- [Data records]:
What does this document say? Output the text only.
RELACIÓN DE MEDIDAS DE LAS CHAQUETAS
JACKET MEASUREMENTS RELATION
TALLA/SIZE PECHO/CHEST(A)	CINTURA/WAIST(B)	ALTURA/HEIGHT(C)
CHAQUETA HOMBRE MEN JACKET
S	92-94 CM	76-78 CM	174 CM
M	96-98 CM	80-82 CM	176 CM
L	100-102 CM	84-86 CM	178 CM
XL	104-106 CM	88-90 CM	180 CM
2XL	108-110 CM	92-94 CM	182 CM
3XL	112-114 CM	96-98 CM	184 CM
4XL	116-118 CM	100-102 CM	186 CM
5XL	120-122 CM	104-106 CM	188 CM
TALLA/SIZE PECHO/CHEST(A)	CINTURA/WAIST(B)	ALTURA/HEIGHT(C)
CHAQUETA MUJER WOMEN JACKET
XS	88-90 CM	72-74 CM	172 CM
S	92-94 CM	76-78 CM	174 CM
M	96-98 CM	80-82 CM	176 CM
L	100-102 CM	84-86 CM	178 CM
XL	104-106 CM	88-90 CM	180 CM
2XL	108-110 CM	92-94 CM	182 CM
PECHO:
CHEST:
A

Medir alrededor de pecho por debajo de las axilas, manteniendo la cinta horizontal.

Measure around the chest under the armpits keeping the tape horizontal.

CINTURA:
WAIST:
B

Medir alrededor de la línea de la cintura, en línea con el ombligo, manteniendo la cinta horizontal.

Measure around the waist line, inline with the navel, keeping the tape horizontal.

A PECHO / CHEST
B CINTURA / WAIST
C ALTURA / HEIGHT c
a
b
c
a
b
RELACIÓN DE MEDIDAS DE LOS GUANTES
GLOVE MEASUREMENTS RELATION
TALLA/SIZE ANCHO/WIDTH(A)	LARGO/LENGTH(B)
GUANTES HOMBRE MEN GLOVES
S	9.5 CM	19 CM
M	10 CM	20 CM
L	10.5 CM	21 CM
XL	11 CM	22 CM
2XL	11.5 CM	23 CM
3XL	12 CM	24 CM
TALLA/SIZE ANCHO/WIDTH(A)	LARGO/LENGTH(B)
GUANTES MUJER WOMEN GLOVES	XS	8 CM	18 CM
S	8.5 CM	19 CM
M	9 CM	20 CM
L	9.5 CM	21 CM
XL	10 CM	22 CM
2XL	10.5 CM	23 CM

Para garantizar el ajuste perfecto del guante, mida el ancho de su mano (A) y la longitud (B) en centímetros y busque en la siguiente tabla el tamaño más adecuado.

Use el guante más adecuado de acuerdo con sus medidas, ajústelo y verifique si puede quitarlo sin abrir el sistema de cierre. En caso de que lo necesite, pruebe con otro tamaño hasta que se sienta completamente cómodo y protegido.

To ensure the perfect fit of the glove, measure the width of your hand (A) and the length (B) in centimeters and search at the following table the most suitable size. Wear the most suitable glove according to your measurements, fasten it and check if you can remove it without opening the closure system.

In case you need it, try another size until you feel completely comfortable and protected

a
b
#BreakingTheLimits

- [Problem statement]: Reproduce every line from the entries that holds the word "manteniendo".

- [Task result]:
Medir alrededor de pecho por debajo de las axilas, manteniendo la cinta horizontal.
Medir alrededor de la línea de la cintura, en línea con el ombligo, manteniendo la cinta horizontal.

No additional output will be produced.